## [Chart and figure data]
▼

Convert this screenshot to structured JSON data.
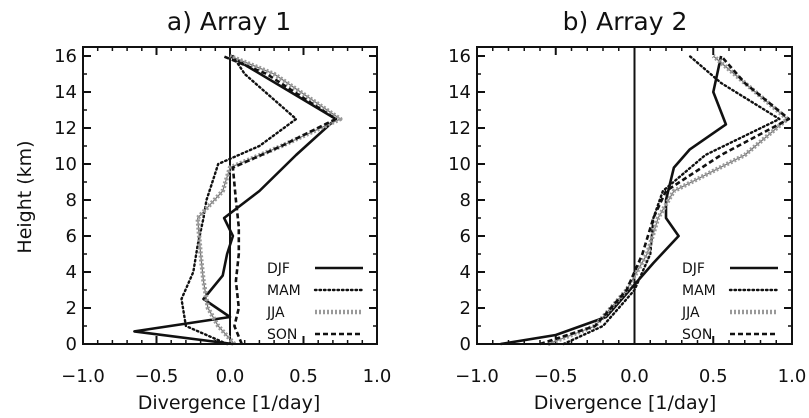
{
  "chart_data": [
    {
      "type": "line",
      "title": "a) Array 1",
      "xlabel": "Divergence [1/day]",
      "ylabel": "Height (km)",
      "xlim": [
        -1.0,
        1.0
      ],
      "ylim": [
        0,
        16.5
      ],
      "xticks": [
        "−1.0",
        "−0.5",
        "0.0",
        "0.5",
        "1.0"
      ],
      "yticks": [
        "0",
        "2",
        "4",
        "6",
        "8",
        "10",
        "12",
        "14",
        "16"
      ],
      "legend": "lower-right",
      "orientation": "vertical-profile",
      "series": [
        {
          "name": "DJF",
          "style": "solid",
          "color": "#111111",
          "x": [
            0.02,
            -0.65,
            0.0,
            -0.18,
            -0.05,
            -0.02,
            0.02,
            -0.04,
            0.2,
            0.45,
            0.72,
            0.0
          ],
          "y": [
            0.0,
            0.7,
            1.5,
            2.5,
            3.8,
            5.0,
            6.0,
            7.0,
            8.5,
            10.5,
            12.5,
            16.0
          ]
        },
        {
          "name": "MAM",
          "style": "dotted",
          "color": "#111111",
          "x": [
            -0.02,
            -0.3,
            -0.33,
            -0.25,
            -0.22,
            -0.18,
            -0.16,
            -0.12,
            -0.08,
            0.2,
            0.45,
            0.1,
            0.02
          ],
          "y": [
            0.0,
            1.0,
            2.5,
            4.0,
            5.5,
            7.0,
            8.0,
            9.0,
            10.0,
            11.0,
            12.5,
            15.0,
            16.0
          ]
        },
        {
          "name": "JJA",
          "style": "dotted-thick",
          "color": "#9a9a9a",
          "x": [
            0.03,
            -0.08,
            -0.15,
            -0.18,
            -0.2,
            -0.22,
            -0.05,
            0.0,
            0.35,
            0.75,
            0.3,
            0.0
          ],
          "y": [
            0.0,
            1.0,
            2.0,
            3.5,
            5.0,
            7.0,
            8.5,
            9.8,
            11.0,
            12.5,
            15.0,
            16.0
          ]
        },
        {
          "name": "SON",
          "style": "dashed",
          "color": "#111111",
          "x": [
            0.08,
            0.03,
            0.06,
            0.04,
            0.06,
            0.06,
            0.04,
            0.02,
            0.35,
            0.72,
            0.25,
            -0.05
          ],
          "y": [
            0.0,
            1.0,
            2.0,
            3.5,
            5.0,
            6.5,
            8.0,
            9.8,
            11.0,
            12.5,
            15.0,
            16.0
          ]
        }
      ]
    },
    {
      "type": "line",
      "title": "b) Array 2",
      "xlabel": "Divergence [1/day]",
      "ylabel": "",
      "xlim": [
        -1.0,
        1.0
      ],
      "ylim": [
        0,
        16.5
      ],
      "xticks": [
        "−1.0",
        "−0.5",
        "0.0",
        "0.5",
        "1.0"
      ],
      "yticks": [
        "0",
        "2",
        "4",
        "6",
        "8",
        "10",
        "12",
        "14",
        "16"
      ],
      "legend": "lower-right",
      "orientation": "vertical-profile",
      "series": [
        {
          "name": "DJF",
          "style": "solid",
          "color": "#111111",
          "x": [
            -0.85,
            -0.5,
            -0.18,
            -0.05,
            0.12,
            0.28,
            0.2,
            0.2,
            0.25,
            0.35,
            0.58,
            0.5,
            0.55
          ],
          "y": [
            0.0,
            0.5,
            1.5,
            2.8,
            4.5,
            6.0,
            7.0,
            8.0,
            9.8,
            10.8,
            12.2,
            14.0,
            16.0
          ]
        },
        {
          "name": "MAM",
          "style": "dotted",
          "color": "#111111",
          "x": [
            -0.45,
            -0.2,
            0.0,
            0.1,
            0.12,
            0.18,
            0.45,
            0.92,
            0.55,
            0.35
          ],
          "y": [
            0.0,
            1.0,
            3.0,
            5.0,
            7.0,
            8.5,
            10.5,
            12.5,
            14.5,
            16.0
          ]
        },
        {
          "name": "JJA",
          "style": "dotted-thick",
          "color": "#9a9a9a",
          "x": [
            -0.55,
            -0.25,
            -0.05,
            0.08,
            0.15,
            0.25,
            0.7,
            0.97,
            0.7,
            0.5
          ],
          "y": [
            0.0,
            1.0,
            3.0,
            5.0,
            7.0,
            8.5,
            10.5,
            12.5,
            14.5,
            16.0
          ]
        },
        {
          "name": "SON",
          "style": "dashed",
          "color": "#111111",
          "x": [
            -0.6,
            -0.25,
            -0.05,
            0.05,
            0.12,
            0.2,
            0.55,
            0.98,
            0.7,
            0.55
          ],
          "y": [
            0.0,
            1.0,
            3.0,
            5.0,
            7.0,
            8.5,
            10.5,
            12.5,
            14.5,
            16.0
          ]
        }
      ]
    }
  ]
}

▲

## [Exercise aim]
Reproduce each line exactly as it appears, omitting the pictures.

## [Output]
Convert this screenshot to structured JSON data.
{
  "chart_data": [
    {
      "type": "line",
      "title": "a) Array 1",
      "xlabel": "Divergence [1/day]",
      "ylabel": "Height (km)",
      "xlim": [
        -1.0,
        1.0
      ],
      "ylim": [
        0,
        16.5
      ],
      "xticks": [
        "−1.0",
        "−0.5",
        "0.0",
        "0.5",
        "1.0"
      ],
      "yticks": [
        "0",
        "2",
        "4",
        "6",
        "8",
        "10",
        "12",
        "14",
        "16"
      ],
      "legend": "lower-right",
      "orientation": "vertical-profile",
      "series": [
        {
          "name": "DJF",
          "style": "solid",
          "color": "#111111",
          "x": [
            0.02,
            -0.65,
            0.0,
            -0.18,
            -0.05,
            -0.02,
            0.02,
            -0.04,
            0.2,
            0.45,
            0.72,
            0.0
          ],
          "y": [
            0.0,
            0.7,
            1.5,
            2.5,
            3.8,
            5.0,
            6.0,
            7.0,
            8.5,
            10.5,
            12.5,
            16.0
          ]
        },
        {
          "name": "MAM",
          "style": "dotted",
          "color": "#111111",
          "x": [
            -0.02,
            -0.3,
            -0.33,
            -0.25,
            -0.22,
            -0.18,
            -0.16,
            -0.12,
            -0.08,
            0.2,
            0.45,
            0.1,
            0.02
          ],
          "y": [
            0.0,
            1.0,
            2.5,
            4.0,
            5.5,
            7.0,
            8.0,
            9.0,
            10.0,
            11.0,
            12.5,
            15.0,
            16.0
          ]
        },
        {
          "name": "JJA",
          "style": "dotted-thick",
          "color": "#9a9a9a",
          "x": [
            0.03,
            -0.08,
            -0.15,
            -0.18,
            -0.2,
            -0.22,
            -0.05,
            0.0,
            0.35,
            0.75,
            0.3,
            0.0
          ],
          "y": [
            0.0,
            1.0,
            2.0,
            3.5,
            5.0,
            7.0,
            8.5,
            9.8,
            11.0,
            12.5,
            15.0,
            16.0
          ]
        },
        {
          "name": "SON",
          "style": "dashed",
          "color": "#111111",
          "x": [
            0.08,
            0.03,
            0.06,
            0.04,
            0.06,
            0.06,
            0.04,
            0.02,
            0.35,
            0.72,
            0.25,
            -0.05
          ],
          "y": [
            0.0,
            1.0,
            2.0,
            3.5,
            5.0,
            6.5,
            8.0,
            9.8,
            11.0,
            12.5,
            15.0,
            16.0
          ]
        }
      ]
    },
    {
      "type": "line",
      "title": "b) Array 2",
      "xlabel": "Divergence [1/day]",
      "ylabel": "",
      "xlim": [
        -1.0,
        1.0
      ],
      "ylim": [
        0,
        16.5
      ],
      "xticks": [
        "−1.0",
        "−0.5",
        "0.0",
        "0.5",
        "1.0"
      ],
      "yticks": [
        "0",
        "2",
        "4",
        "6",
        "8",
        "10",
        "12",
        "14",
        "16"
      ],
      "legend": "lower-right",
      "orientation": "vertical-profile",
      "series": [
        {
          "name": "DJF",
          "style": "solid",
          "color": "#111111",
          "x": [
            -0.85,
            -0.5,
            -0.18,
            -0.05,
            0.12,
            0.28,
            0.2,
            0.2,
            0.25,
            0.35,
            0.58,
            0.5,
            0.55
          ],
          "y": [
            0.0,
            0.5,
            1.5,
            2.8,
            4.5,
            6.0,
            7.0,
            8.0,
            9.8,
            10.8,
            12.2,
            14.0,
            16.0
          ]
        },
        {
          "name": "MAM",
          "style": "dotted",
          "color": "#111111",
          "x": [
            -0.45,
            -0.2,
            0.0,
            0.1,
            0.12,
            0.18,
            0.45,
            0.92,
            0.55,
            0.35
          ],
          "y": [
            0.0,
            1.0,
            3.0,
            5.0,
            7.0,
            8.5,
            10.5,
            12.5,
            14.5,
            16.0
          ]
        },
        {
          "name": "JJA",
          "style": "dotted-thick",
          "color": "#9a9a9a",
          "x": [
            -0.55,
            -0.25,
            -0.05,
            0.08,
            0.15,
            0.25,
            0.7,
            0.97,
            0.7,
            0.5
          ],
          "y": [
            0.0,
            1.0,
            3.0,
            5.0,
            7.0,
            8.5,
            10.5,
            12.5,
            14.5,
            16.0
          ]
        },
        {
          "name": "SON",
          "style": "dashed",
          "color": "#111111",
          "x": [
            -0.6,
            -0.25,
            -0.05,
            0.05,
            0.12,
            0.2,
            0.55,
            0.98,
            0.7,
            0.55
          ],
          "y": [
            0.0,
            1.0,
            3.0,
            5.0,
            7.0,
            8.5,
            10.5,
            12.5,
            14.5,
            16.0
          ]
        }
      ]
    }
  ]
}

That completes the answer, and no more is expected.